▶ [Your goal] Could you copy every line from the material below in which "dass" appears?

▶ [Information supplied]
## start
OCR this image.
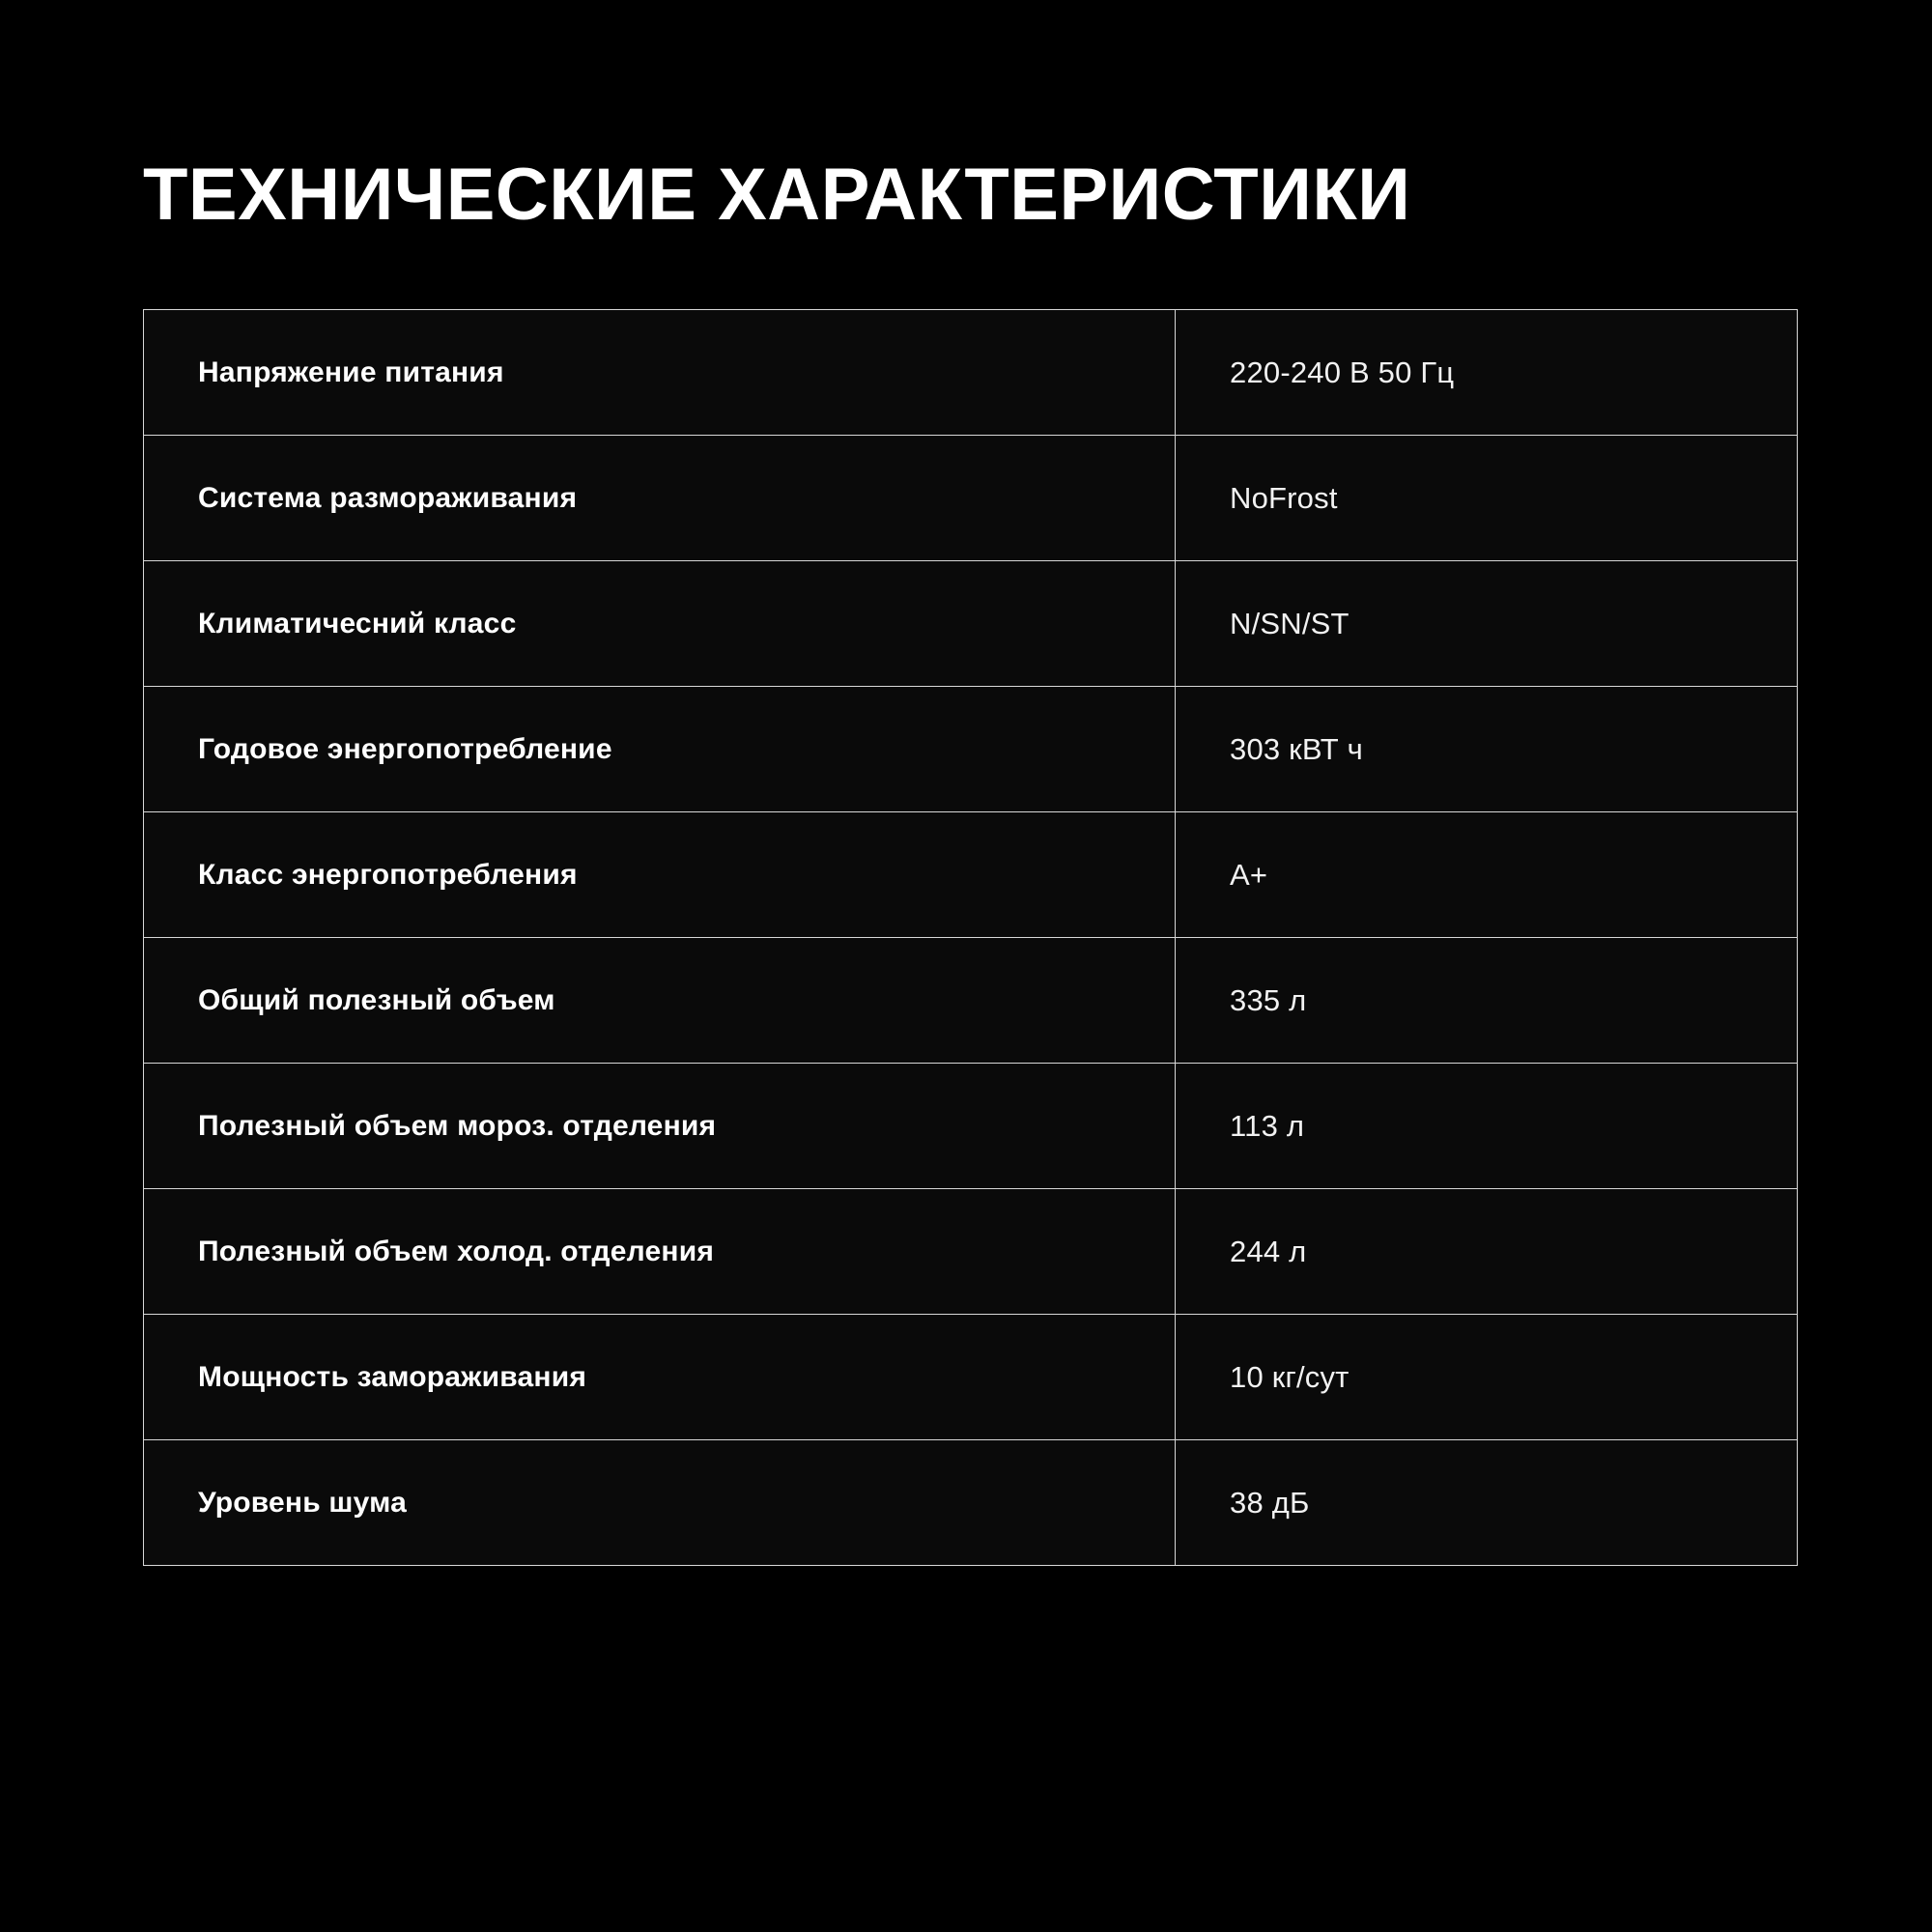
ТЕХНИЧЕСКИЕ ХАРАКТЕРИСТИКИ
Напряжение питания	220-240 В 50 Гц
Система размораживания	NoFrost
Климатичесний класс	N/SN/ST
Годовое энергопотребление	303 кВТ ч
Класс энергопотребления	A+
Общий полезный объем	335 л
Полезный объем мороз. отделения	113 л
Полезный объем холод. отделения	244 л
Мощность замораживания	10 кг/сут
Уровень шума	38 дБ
## end
## start
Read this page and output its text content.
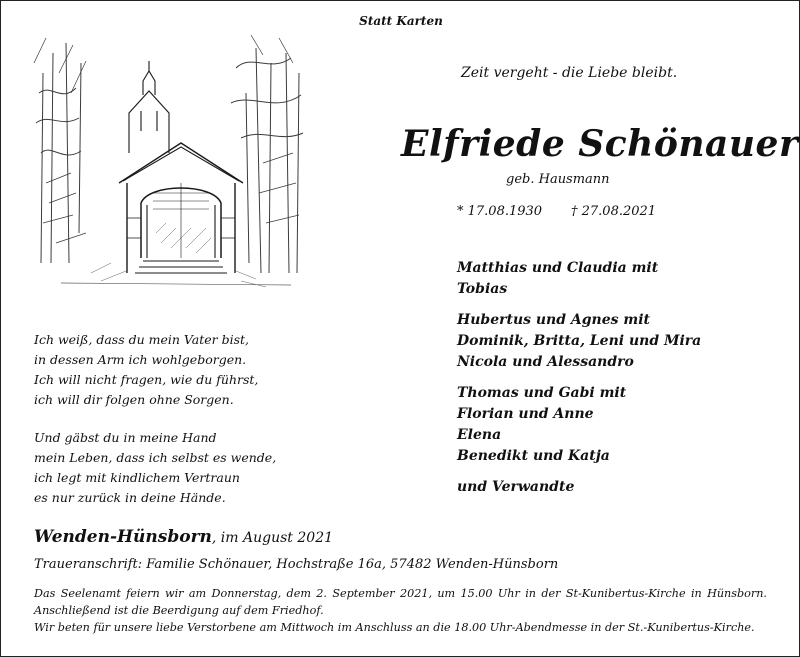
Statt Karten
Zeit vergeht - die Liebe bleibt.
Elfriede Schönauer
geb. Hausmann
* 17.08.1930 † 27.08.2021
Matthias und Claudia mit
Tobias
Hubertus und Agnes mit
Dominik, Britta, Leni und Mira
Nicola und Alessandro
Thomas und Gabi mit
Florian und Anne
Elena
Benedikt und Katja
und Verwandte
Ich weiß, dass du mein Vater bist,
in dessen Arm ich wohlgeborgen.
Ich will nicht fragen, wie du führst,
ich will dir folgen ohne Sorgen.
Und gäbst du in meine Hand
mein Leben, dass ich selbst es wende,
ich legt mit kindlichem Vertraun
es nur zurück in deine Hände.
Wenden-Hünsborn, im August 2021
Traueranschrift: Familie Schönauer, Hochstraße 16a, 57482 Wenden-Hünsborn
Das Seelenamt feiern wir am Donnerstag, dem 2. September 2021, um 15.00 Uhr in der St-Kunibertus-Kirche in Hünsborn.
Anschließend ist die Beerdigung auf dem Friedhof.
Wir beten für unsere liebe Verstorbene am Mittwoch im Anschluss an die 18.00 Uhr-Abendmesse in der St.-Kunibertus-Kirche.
## end
▶ [Result]
Ich weiß, dass du mein Vater bist,
mein Leben, dass ich selbst es wende,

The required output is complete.